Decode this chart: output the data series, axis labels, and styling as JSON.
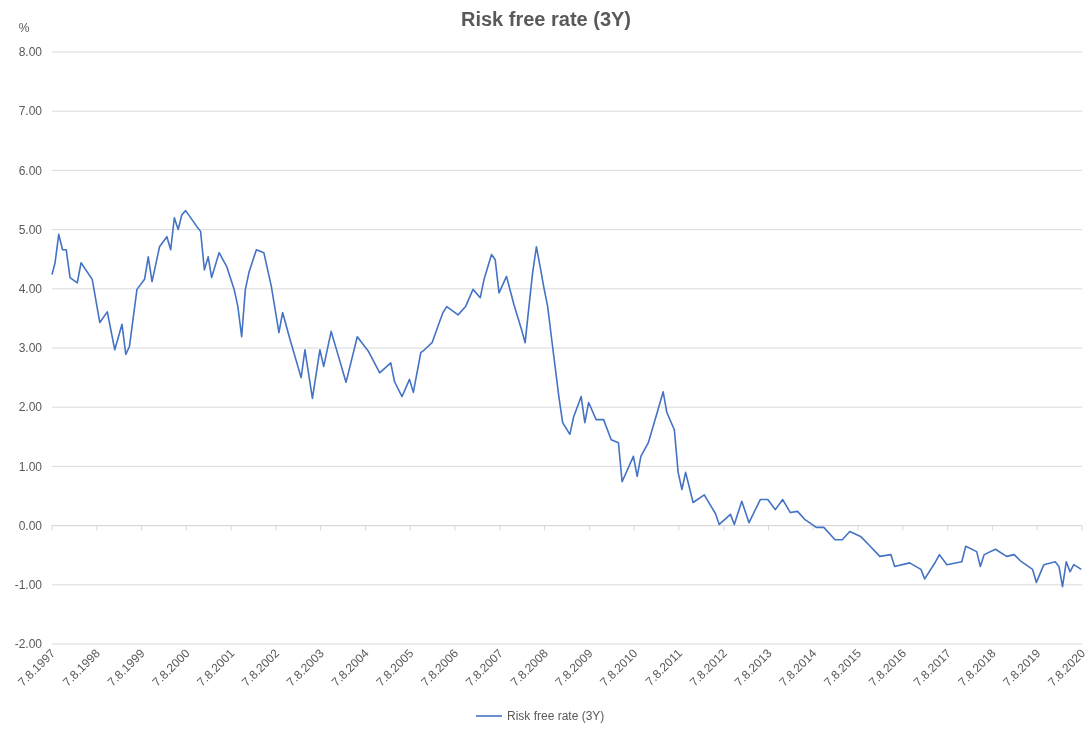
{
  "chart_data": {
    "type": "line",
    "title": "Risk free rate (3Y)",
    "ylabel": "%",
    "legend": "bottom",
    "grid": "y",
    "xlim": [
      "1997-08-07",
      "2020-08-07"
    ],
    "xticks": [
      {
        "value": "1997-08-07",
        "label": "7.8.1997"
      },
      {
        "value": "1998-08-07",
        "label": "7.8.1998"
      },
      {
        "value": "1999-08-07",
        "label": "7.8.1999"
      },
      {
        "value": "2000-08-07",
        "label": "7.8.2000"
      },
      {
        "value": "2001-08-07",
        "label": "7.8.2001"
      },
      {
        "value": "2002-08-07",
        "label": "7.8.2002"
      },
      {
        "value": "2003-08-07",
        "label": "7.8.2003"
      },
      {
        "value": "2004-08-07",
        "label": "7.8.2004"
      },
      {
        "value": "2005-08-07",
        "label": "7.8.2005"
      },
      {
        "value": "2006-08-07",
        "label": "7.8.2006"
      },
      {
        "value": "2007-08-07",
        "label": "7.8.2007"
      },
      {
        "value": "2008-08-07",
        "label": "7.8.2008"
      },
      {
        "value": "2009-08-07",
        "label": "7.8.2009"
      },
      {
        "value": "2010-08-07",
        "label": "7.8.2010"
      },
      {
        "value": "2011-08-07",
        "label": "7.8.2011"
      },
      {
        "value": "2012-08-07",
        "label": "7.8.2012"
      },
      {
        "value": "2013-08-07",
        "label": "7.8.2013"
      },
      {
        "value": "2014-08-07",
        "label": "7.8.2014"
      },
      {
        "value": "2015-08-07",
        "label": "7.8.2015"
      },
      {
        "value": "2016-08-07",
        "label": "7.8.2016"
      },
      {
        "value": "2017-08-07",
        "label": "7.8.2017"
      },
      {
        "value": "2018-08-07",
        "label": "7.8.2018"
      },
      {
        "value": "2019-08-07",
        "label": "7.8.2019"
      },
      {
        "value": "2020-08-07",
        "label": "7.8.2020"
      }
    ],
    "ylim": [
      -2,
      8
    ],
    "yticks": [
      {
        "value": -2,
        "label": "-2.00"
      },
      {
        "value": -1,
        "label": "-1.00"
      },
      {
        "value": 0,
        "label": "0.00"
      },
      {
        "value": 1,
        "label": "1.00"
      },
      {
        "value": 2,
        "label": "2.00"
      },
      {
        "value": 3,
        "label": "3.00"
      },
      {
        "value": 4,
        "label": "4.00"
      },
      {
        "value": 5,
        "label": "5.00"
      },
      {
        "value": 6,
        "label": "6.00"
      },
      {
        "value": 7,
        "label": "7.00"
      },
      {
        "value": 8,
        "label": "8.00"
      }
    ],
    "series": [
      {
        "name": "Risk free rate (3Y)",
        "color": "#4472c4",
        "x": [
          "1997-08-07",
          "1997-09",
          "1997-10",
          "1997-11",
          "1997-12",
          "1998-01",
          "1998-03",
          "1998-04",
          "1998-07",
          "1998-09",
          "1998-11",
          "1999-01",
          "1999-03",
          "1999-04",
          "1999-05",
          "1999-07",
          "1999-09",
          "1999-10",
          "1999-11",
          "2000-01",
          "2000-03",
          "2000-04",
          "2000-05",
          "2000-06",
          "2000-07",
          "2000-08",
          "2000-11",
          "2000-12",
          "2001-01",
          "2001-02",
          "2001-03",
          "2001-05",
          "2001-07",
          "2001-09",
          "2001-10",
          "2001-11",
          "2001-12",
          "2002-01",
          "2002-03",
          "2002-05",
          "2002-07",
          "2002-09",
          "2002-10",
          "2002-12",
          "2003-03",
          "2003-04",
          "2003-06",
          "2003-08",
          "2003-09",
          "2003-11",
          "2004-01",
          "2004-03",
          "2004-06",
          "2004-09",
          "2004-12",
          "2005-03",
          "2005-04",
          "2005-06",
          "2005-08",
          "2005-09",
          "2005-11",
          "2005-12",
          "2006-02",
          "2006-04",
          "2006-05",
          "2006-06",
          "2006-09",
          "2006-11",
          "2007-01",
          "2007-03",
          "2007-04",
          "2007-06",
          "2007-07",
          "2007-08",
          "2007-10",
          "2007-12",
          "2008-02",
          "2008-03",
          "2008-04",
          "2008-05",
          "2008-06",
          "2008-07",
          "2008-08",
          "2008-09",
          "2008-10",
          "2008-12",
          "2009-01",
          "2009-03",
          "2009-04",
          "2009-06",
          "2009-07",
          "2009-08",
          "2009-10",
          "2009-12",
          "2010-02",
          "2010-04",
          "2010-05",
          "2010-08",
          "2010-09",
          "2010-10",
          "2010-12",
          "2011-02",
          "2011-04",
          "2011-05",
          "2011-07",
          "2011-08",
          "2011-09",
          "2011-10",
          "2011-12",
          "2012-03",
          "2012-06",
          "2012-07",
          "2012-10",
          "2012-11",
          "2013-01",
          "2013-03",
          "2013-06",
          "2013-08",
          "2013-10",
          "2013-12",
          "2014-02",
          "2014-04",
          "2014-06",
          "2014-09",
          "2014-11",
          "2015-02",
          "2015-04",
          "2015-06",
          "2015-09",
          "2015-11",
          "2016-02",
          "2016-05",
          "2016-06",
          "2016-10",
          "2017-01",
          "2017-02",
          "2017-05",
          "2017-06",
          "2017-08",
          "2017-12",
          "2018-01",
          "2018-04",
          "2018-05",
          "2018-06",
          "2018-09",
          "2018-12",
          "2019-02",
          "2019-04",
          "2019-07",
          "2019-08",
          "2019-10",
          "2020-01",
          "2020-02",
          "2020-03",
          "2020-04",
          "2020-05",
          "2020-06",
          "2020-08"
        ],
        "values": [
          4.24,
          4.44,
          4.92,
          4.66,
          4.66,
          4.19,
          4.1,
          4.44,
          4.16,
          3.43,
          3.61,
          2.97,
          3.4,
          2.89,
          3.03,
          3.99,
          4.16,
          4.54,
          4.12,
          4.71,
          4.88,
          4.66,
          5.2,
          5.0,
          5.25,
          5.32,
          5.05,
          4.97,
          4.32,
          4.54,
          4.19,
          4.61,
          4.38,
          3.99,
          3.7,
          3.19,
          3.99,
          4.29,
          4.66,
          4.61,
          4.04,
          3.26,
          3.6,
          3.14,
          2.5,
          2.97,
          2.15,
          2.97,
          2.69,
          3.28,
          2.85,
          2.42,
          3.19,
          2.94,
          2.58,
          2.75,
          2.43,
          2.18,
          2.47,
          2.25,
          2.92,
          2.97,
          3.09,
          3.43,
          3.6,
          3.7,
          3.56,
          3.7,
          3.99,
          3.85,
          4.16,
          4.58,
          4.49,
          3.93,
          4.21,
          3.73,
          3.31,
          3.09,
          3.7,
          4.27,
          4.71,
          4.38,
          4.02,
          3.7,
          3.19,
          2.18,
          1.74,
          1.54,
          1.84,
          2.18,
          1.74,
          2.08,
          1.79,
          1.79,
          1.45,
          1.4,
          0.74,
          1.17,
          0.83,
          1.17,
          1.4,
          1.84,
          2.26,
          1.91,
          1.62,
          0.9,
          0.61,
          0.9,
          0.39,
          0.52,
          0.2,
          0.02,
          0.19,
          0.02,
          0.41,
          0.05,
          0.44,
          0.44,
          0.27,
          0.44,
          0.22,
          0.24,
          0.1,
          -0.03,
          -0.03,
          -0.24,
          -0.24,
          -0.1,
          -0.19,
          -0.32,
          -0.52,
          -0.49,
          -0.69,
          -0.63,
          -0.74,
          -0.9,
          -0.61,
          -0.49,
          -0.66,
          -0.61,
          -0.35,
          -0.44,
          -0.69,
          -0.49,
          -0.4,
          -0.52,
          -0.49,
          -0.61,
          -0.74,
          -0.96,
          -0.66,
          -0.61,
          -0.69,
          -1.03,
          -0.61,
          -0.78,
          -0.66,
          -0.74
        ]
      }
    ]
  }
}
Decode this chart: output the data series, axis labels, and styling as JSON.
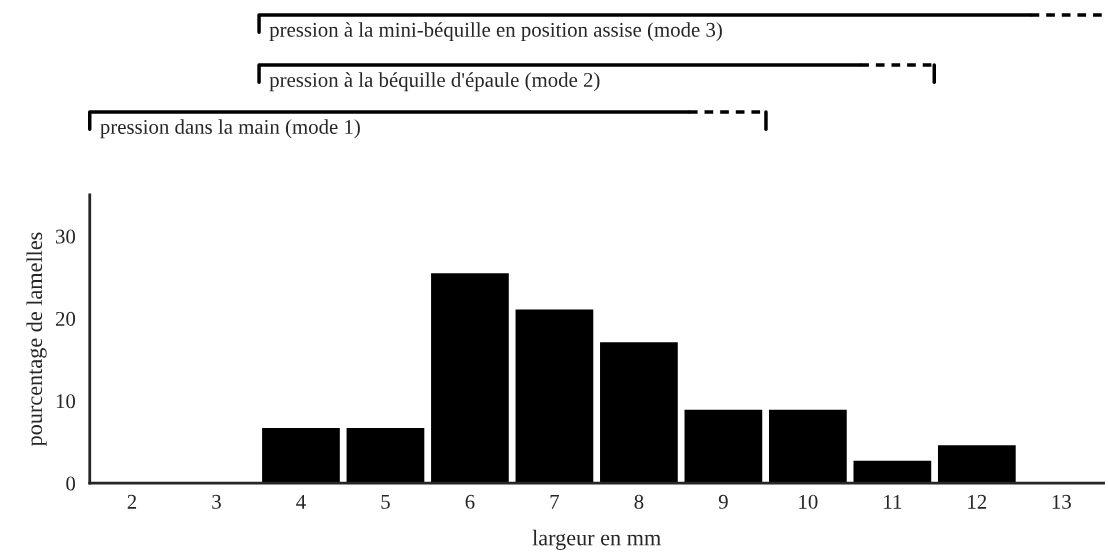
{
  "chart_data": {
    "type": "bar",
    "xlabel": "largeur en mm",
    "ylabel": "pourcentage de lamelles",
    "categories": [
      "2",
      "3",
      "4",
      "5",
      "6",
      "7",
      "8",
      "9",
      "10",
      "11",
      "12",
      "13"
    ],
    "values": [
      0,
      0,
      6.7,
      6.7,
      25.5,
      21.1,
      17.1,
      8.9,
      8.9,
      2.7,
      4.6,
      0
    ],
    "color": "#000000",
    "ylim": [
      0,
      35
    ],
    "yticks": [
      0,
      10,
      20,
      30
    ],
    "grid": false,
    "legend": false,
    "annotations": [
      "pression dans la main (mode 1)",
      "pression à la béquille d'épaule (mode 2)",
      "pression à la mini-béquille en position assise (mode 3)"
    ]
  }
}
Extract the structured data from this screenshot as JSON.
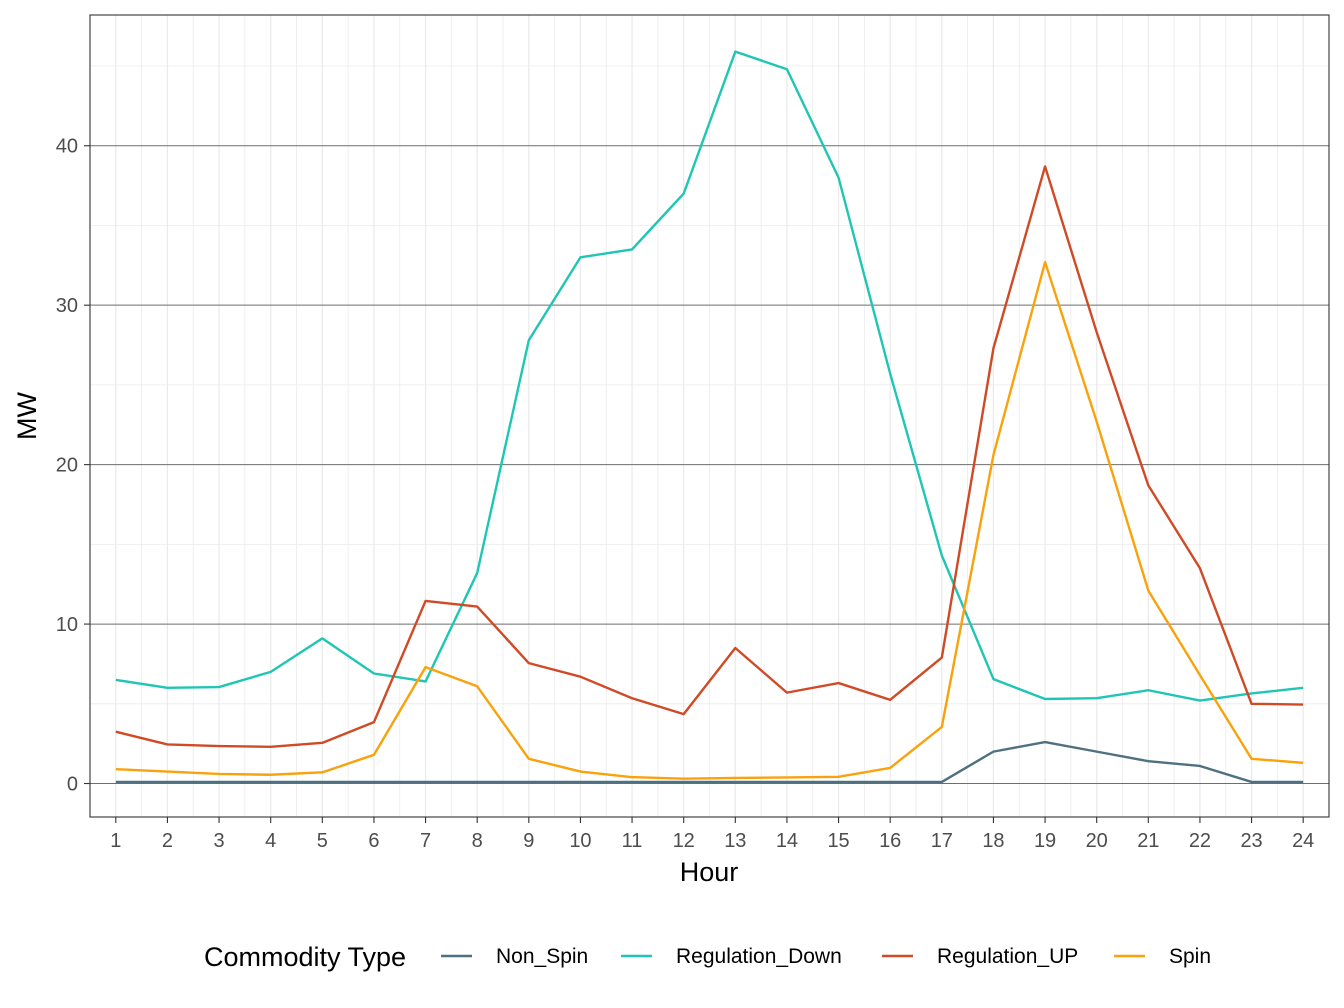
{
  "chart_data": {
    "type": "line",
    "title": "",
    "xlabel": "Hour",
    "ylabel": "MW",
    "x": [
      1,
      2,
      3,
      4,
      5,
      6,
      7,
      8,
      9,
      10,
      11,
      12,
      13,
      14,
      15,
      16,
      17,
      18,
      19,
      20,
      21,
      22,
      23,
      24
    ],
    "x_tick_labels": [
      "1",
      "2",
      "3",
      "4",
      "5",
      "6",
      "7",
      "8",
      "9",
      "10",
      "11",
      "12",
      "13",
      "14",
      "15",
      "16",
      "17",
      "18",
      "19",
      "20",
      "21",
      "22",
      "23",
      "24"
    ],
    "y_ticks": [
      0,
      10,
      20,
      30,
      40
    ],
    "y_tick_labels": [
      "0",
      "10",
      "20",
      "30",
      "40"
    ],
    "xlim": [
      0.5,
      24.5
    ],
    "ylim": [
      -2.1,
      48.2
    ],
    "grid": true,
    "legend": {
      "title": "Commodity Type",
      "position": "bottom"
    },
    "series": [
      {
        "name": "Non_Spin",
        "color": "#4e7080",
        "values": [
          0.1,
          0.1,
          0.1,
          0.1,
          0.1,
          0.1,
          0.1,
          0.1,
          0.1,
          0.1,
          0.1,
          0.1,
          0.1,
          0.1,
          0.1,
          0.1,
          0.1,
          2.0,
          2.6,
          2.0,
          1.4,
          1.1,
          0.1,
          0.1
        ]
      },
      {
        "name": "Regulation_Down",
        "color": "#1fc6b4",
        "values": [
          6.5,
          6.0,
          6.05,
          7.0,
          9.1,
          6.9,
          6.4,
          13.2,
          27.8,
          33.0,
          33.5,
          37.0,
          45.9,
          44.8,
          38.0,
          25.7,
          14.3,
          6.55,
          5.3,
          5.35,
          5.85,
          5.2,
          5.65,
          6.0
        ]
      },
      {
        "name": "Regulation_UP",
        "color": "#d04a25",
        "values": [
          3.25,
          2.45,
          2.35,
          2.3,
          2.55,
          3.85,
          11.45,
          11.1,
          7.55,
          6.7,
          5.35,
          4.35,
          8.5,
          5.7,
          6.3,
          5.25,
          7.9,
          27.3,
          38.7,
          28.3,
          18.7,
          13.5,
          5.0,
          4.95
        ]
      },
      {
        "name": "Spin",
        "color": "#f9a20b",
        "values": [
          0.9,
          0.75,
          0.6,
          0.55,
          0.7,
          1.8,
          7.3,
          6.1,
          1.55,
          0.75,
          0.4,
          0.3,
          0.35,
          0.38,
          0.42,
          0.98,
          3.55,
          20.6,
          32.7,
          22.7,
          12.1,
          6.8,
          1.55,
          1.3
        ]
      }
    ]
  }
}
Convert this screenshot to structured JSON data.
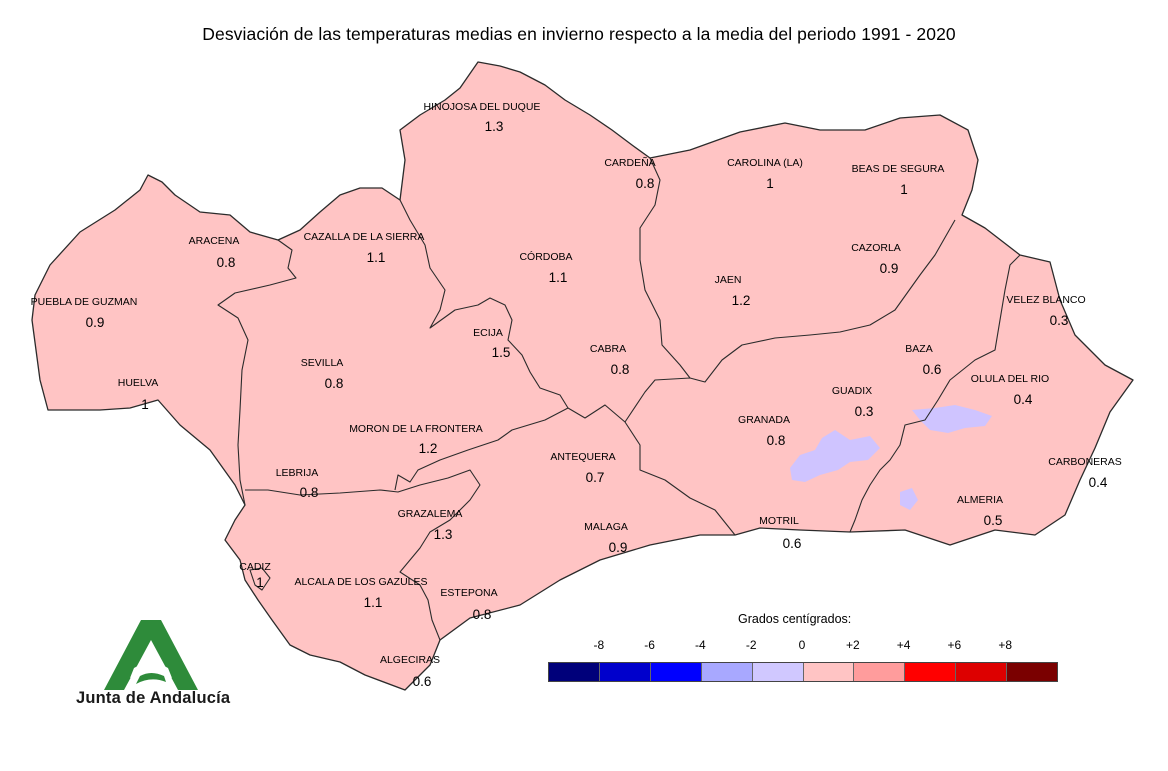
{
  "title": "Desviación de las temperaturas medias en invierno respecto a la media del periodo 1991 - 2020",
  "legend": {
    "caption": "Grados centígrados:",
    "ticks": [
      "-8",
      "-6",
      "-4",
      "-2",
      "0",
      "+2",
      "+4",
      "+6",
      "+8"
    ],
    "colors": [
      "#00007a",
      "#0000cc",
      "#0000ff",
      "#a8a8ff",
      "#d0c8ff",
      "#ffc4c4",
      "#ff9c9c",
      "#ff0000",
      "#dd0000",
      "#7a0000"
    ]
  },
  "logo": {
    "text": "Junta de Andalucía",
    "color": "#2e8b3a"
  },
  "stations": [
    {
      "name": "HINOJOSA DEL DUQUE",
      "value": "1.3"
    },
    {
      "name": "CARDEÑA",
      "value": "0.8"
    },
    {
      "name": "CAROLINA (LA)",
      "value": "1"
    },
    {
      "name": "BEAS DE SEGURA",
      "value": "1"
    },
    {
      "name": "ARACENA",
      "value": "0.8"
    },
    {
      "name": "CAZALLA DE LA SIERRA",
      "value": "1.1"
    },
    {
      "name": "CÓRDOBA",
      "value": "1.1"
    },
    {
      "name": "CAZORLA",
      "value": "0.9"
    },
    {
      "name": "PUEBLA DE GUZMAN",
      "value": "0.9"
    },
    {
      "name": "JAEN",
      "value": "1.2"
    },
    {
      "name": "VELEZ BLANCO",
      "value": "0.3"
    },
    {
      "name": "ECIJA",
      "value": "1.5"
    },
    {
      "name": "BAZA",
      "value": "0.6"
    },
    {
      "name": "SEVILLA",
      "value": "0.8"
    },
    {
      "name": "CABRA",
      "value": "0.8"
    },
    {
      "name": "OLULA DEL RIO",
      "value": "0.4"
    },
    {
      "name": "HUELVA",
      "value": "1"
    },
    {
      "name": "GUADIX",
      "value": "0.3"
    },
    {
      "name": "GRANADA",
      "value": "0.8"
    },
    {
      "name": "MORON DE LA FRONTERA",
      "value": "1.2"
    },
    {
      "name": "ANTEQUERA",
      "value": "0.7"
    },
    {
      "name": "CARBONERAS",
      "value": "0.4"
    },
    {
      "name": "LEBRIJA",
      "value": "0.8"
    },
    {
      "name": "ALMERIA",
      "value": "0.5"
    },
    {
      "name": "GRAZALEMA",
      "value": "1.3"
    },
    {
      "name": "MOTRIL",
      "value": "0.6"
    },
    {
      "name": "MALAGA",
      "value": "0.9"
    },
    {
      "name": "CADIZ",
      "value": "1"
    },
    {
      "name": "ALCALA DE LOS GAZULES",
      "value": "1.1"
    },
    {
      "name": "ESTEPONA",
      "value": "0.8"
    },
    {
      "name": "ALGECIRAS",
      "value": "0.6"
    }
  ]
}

• Set task: Calculate how many lines of the material include the string "Risk", and state that number by itself.

• Solved problem: 2